▶ PAGE EXCERPT

%%

In 1983, I took off for America on a Fulbright Scholarship to do my Ph.D. at Princeton University, just as Blueprint magazine was launching in London. As its U.S. Correspondent, I'd frequently abscond from Princeton's leafy campus and fly People Express to various U.S. cities, to write critiques of new buildings and profiles of their architects. This was the era of the fax, Mac SEs, and 35mm transparencies sent to London by courier (whose liveried representatives would literally show up at my dorm room to collect my copy and images).

Back in London in the late 1980s, I began writing for the Arts page of The Independent, the new broadsheet national newspaper—first on architecture, and later on photography. I learned to write to a pre-determined page layout and word-length using ATEX software, and to cut and completely rewrite my feature in a matter of hours, before it went to press for the next day's paper. I wrote on film and visual arts for Sight & Sound and New Statesman & Society, and between deadlines, somehow completed my doctoral dissertation (Princeton University, 1989).

I joined Punch as Features Editor (when this venerable weekly humor magazine was attempting to revive itself for a younger readership, à la Spy magazine) then served as Guest Editor of Blueprint for a few months during the editor’s sabbatical, before taking a job in Chicago.

In the early 1990s, having moved to New York, I became Writer-at-Large for I.D. International Design magazine (not to be confused with i.D., the fashion and music magazine). With the Internet in the ascendant, I focused on the design aspects of new media, writing profiles of information design pioneers such as Muriel Cooper of MIT’s Visible Language Workshop, and Bob Stein of the Voyager Company. I also contributed to various US and European publications, including Domusfrieze, Lotus International, Metropolis, Ottagono, Print, The New York Times magazine.

%%

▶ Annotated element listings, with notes
%%

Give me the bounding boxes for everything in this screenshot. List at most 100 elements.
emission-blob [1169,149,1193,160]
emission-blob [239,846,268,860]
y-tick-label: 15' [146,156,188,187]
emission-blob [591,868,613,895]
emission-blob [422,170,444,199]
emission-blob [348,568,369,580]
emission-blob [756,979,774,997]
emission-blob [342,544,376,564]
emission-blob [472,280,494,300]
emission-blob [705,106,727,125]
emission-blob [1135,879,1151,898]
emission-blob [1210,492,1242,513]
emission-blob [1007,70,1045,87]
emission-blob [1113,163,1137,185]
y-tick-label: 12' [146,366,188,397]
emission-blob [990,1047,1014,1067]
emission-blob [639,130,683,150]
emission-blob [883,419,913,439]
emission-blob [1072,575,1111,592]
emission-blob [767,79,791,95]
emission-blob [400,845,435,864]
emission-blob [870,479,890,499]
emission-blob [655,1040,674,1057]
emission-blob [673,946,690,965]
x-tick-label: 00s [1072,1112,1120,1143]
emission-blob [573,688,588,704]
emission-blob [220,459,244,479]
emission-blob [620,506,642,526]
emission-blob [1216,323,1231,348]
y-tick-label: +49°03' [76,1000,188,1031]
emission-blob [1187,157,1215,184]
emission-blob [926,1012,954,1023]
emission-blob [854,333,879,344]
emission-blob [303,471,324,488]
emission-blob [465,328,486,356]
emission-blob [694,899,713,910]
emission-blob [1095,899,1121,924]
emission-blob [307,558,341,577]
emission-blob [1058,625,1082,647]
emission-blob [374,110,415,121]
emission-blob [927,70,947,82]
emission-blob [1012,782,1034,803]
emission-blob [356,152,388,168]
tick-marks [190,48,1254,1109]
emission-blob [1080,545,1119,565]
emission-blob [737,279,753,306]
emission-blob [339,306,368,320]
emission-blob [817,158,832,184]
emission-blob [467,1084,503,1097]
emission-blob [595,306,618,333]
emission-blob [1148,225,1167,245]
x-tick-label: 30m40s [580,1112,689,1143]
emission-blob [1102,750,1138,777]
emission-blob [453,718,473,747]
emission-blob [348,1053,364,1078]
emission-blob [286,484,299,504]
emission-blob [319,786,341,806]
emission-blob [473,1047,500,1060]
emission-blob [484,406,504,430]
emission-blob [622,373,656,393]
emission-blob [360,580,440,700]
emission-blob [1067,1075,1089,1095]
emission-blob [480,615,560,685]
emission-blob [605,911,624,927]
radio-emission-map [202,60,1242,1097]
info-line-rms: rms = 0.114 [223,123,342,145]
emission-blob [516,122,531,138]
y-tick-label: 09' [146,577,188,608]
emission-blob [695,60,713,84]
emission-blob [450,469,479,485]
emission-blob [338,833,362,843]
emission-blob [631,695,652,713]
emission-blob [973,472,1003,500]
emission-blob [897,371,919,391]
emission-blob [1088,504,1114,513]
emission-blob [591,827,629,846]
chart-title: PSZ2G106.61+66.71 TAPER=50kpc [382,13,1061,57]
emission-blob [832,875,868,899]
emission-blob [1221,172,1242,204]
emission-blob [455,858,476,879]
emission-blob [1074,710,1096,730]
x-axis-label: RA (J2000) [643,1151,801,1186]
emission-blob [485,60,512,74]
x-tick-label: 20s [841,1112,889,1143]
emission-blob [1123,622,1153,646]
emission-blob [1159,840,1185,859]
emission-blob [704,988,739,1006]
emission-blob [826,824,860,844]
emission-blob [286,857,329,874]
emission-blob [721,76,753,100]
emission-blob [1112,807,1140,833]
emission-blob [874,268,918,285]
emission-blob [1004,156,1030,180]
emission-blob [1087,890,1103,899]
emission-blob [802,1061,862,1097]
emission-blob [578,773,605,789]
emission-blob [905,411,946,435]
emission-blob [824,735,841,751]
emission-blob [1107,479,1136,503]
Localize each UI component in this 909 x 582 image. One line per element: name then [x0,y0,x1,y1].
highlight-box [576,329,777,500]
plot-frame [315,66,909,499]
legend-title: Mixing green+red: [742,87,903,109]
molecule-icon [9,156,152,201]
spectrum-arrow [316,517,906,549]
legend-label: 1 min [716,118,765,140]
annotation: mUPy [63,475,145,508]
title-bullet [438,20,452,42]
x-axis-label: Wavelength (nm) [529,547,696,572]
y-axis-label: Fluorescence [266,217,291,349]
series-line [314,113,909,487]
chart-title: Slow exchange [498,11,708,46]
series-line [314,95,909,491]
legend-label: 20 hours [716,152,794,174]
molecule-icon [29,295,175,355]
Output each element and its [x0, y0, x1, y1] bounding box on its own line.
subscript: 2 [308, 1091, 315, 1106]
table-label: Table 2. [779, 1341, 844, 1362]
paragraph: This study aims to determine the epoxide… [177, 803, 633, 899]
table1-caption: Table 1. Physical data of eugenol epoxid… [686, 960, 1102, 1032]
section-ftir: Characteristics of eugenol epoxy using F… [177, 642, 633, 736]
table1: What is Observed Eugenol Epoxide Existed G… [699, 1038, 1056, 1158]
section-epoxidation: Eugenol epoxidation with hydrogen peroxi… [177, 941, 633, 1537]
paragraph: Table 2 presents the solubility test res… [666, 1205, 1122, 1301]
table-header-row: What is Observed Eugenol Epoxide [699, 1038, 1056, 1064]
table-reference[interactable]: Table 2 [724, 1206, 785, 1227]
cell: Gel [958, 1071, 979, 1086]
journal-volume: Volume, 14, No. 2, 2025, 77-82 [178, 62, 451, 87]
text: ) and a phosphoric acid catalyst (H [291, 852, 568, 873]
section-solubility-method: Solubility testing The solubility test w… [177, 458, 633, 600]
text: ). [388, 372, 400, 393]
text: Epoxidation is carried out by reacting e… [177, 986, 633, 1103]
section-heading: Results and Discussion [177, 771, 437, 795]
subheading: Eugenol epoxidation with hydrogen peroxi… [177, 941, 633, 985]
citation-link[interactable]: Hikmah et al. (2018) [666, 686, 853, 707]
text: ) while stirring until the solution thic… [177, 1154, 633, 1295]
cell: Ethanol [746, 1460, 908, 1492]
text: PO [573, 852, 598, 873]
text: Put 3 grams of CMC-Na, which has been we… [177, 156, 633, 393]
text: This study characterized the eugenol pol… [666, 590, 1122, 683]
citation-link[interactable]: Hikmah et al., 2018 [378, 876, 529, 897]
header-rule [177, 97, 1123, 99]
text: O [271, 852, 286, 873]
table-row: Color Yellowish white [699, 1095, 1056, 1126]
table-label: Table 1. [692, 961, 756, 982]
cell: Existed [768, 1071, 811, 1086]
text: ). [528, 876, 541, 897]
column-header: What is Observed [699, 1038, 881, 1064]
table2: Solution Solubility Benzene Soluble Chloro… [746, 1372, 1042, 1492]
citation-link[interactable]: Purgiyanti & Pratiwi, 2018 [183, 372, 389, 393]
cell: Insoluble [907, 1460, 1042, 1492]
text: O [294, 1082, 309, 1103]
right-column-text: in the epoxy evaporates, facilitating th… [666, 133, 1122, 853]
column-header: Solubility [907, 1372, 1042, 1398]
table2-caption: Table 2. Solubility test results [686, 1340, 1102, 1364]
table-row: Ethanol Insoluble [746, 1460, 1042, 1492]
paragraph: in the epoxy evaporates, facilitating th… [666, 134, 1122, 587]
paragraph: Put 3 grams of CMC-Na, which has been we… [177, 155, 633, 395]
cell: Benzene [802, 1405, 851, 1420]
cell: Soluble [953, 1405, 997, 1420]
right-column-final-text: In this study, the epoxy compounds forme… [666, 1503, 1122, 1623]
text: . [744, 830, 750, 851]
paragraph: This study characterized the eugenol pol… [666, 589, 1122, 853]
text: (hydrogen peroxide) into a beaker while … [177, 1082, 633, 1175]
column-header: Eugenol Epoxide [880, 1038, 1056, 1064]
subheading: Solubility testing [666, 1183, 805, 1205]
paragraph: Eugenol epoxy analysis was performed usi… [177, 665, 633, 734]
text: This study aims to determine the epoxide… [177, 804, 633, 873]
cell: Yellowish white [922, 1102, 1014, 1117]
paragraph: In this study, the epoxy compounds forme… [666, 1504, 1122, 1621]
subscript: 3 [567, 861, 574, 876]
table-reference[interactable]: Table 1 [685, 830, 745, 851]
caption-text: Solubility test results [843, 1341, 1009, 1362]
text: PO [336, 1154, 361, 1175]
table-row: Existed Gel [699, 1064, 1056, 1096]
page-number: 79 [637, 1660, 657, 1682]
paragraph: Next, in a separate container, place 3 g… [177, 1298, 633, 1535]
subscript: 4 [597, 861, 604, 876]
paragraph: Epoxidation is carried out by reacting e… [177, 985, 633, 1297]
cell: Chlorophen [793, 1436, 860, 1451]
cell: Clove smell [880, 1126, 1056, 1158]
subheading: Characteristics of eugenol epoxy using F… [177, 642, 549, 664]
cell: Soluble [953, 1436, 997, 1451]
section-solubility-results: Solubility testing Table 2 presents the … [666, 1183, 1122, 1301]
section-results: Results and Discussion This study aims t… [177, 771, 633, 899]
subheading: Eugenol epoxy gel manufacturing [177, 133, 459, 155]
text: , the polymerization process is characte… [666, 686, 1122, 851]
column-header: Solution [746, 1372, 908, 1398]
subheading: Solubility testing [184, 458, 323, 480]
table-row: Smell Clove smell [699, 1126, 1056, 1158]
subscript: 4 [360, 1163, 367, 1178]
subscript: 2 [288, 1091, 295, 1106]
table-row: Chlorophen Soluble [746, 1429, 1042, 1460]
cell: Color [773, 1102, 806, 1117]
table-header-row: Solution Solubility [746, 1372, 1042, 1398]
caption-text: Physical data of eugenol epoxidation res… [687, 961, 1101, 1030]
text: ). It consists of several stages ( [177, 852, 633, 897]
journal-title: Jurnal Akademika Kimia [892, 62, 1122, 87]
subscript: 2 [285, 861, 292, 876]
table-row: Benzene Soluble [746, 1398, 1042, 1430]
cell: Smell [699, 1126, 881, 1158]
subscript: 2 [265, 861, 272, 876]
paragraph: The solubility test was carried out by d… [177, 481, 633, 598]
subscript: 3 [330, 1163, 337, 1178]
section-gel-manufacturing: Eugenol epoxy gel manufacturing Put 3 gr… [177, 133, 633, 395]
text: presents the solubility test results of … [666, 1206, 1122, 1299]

%%

▶ DIRECTION 1
Answer these questions using the writing-career excerpt:
(a) What scholarship took the narrator to America in 1983?
(b) Which software did the narrator use to write to a set page layout and word length at The Independent?
(c) For which magazine did the narrator become Writer-at-Large in the early 1990s?
▶ DIRECTION 2
Pick up the writing-career excerpt after its final sentence and carry the account forward.

▶ TASK RESPONSE 1
(a) A Fulbright Scholarship.
(b) ATEX.
(c) I.D. International Design magazine.

▶ TASK RESPONSE 2
As Director of the University of Minnesota Design Institute (2000-2008), I launched a publishing program spanning print, broadcasting and digital media. The DI co-produced TV programs with Twin Cities Public Television; made video documentaries of our Design Camp for teens program (2002, 2003 editions) and our 2003 Big Urban Game. We published two award-winning books, Metro Letters: A Typeface for the Twin Cities, and Else/Where: Mapping — New Cartographies of Networks and Territories; numerous poster-sized Knowledge Maps on topics ranging from the design of the US election system to digital fabrication methods; a boxed set of nine alternative cartographies of the Twin Cities; and The Knowledge Circuit, an online review of global digital media conferences, on the DI’s website.

Having shifted my career towards physical making, my writing has also shifted—towards the relationship between analog and digital; the meaning of the hand-made in an age of digital fabrication; ceramics as fine art; and the paradoxes and persistence of craft production in an era of globalized manufacturing.